(Dataset records on visual material)
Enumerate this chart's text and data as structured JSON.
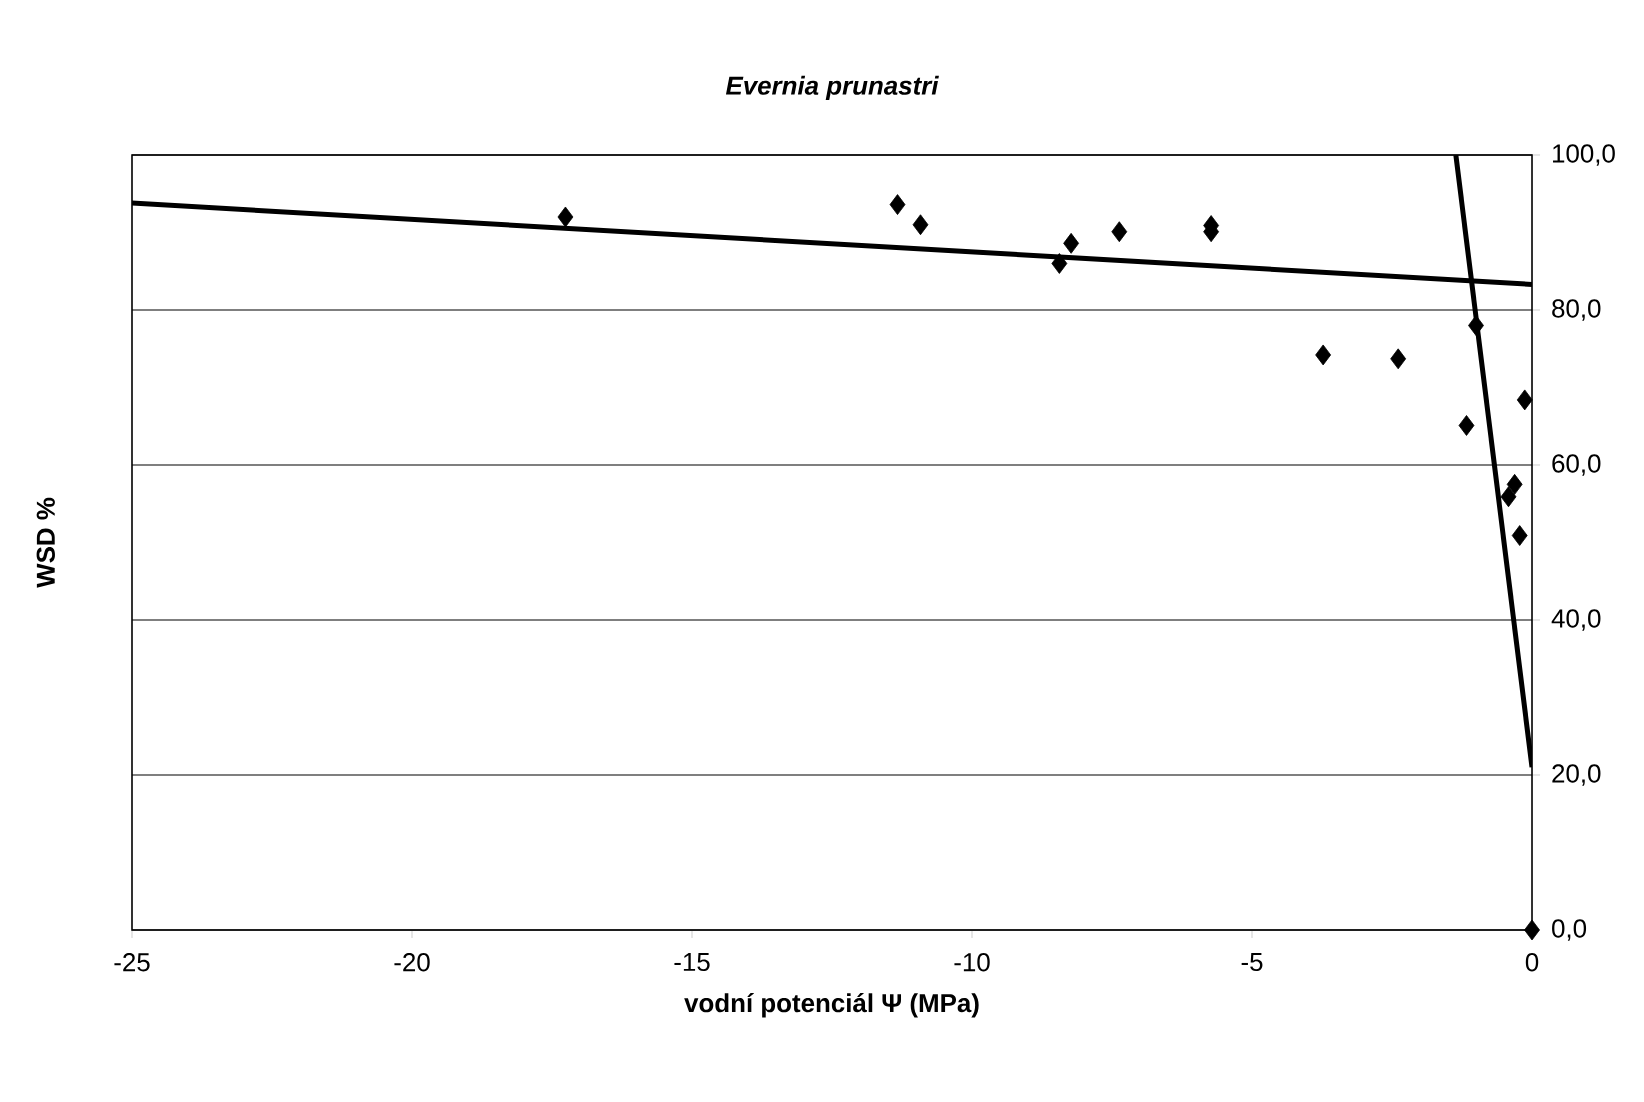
{
  "chart_data": {
    "type": "scatter",
    "title": "Evernia prunastri",
    "xlabel": "vodní potenciál Ψ (MPa)",
    "ylabel": "WSD %",
    "xlim": [
      -25,
      0
    ],
    "ylim": [
      0,
      100
    ],
    "xticks": [
      -25,
      -20,
      -15,
      -10,
      -5,
      0
    ],
    "yticks": [
      {
        "value": 0,
        "label": "0,0"
      },
      {
        "value": 20,
        "label": "20,0"
      },
      {
        "value": 40,
        "label": "40,0"
      },
      {
        "value": 60,
        "label": "60,0"
      },
      {
        "value": 80,
        "label": "80,0"
      },
      {
        "value": 100,
        "label": "100,0"
      }
    ],
    "grid": "y",
    "series": [
      {
        "marker": "diamond",
        "color": "#000000",
        "x": [
          -17.26,
          -11.33,
          -10.92,
          -8.23,
          -8.44,
          -7.37,
          -5.73,
          -5.73,
          -3.73,
          -2.39,
          -1.0,
          -1.17,
          -0.13,
          -0.31,
          -0.42,
          -0.22,
          0
        ],
        "values": [
          92.0,
          93.6,
          91.0,
          88.6,
          86.0,
          90.1,
          90.9,
          90.1,
          74.2,
          73.7,
          78.0,
          65.1,
          68.4,
          57.5,
          55.9,
          50.9,
          0
        ]
      },
      {
        "type": "line",
        "marker": "none",
        "color": "#000000",
        "x": [
          -25,
          0
        ],
        "values": [
          93.8,
          83.3
        ]
      },
      {
        "type": "line",
        "marker": "none",
        "color": "#000000",
        "x": [
          -1.36,
          0
        ],
        "values": [
          100,
          21
        ]
      }
    ]
  }
}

• Task prompt
Take the entries shown above and quote them verbatim, passing over the pictures.

• The reply
Enumerate this chart's text and data as structured JSON.
{
  "chart_data": {
    "type": "scatter",
    "title": "Evernia prunastri",
    "xlabel": "vodní potenciál Ψ (MPa)",
    "ylabel": "WSD %",
    "xlim": [
      -25,
      0
    ],
    "ylim": [
      0,
      100
    ],
    "xticks": [
      -25,
      -20,
      -15,
      -10,
      -5,
      0
    ],
    "yticks": [
      {
        "value": 0,
        "label": "0,0"
      },
      {
        "value": 20,
        "label": "20,0"
      },
      {
        "value": 40,
        "label": "40,0"
      },
      {
        "value": 60,
        "label": "60,0"
      },
      {
        "value": 80,
        "label": "80,0"
      },
      {
        "value": 100,
        "label": "100,0"
      }
    ],
    "grid": "y",
    "series": [
      {
        "marker": "diamond",
        "color": "#000000",
        "x": [
          -17.26,
          -11.33,
          -10.92,
          -8.23,
          -8.44,
          -7.37,
          -5.73,
          -5.73,
          -3.73,
          -2.39,
          -1.0,
          -1.17,
          -0.13,
          -0.31,
          -0.42,
          -0.22,
          0
        ],
        "values": [
          92.0,
          93.6,
          91.0,
          88.6,
          86.0,
          90.1,
          90.9,
          90.1,
          74.2,
          73.7,
          78.0,
          65.1,
          68.4,
          57.5,
          55.9,
          50.9,
          0
        ]
      },
      {
        "type": "line",
        "marker": "none",
        "color": "#000000",
        "x": [
          -25,
          0
        ],
        "values": [
          93.8,
          83.3
        ]
      },
      {
        "type": "line",
        "marker": "none",
        "color": "#000000",
        "x": [
          -1.36,
          0
        ],
        "values": [
          100,
          21
        ]
      }
    ]
  }
}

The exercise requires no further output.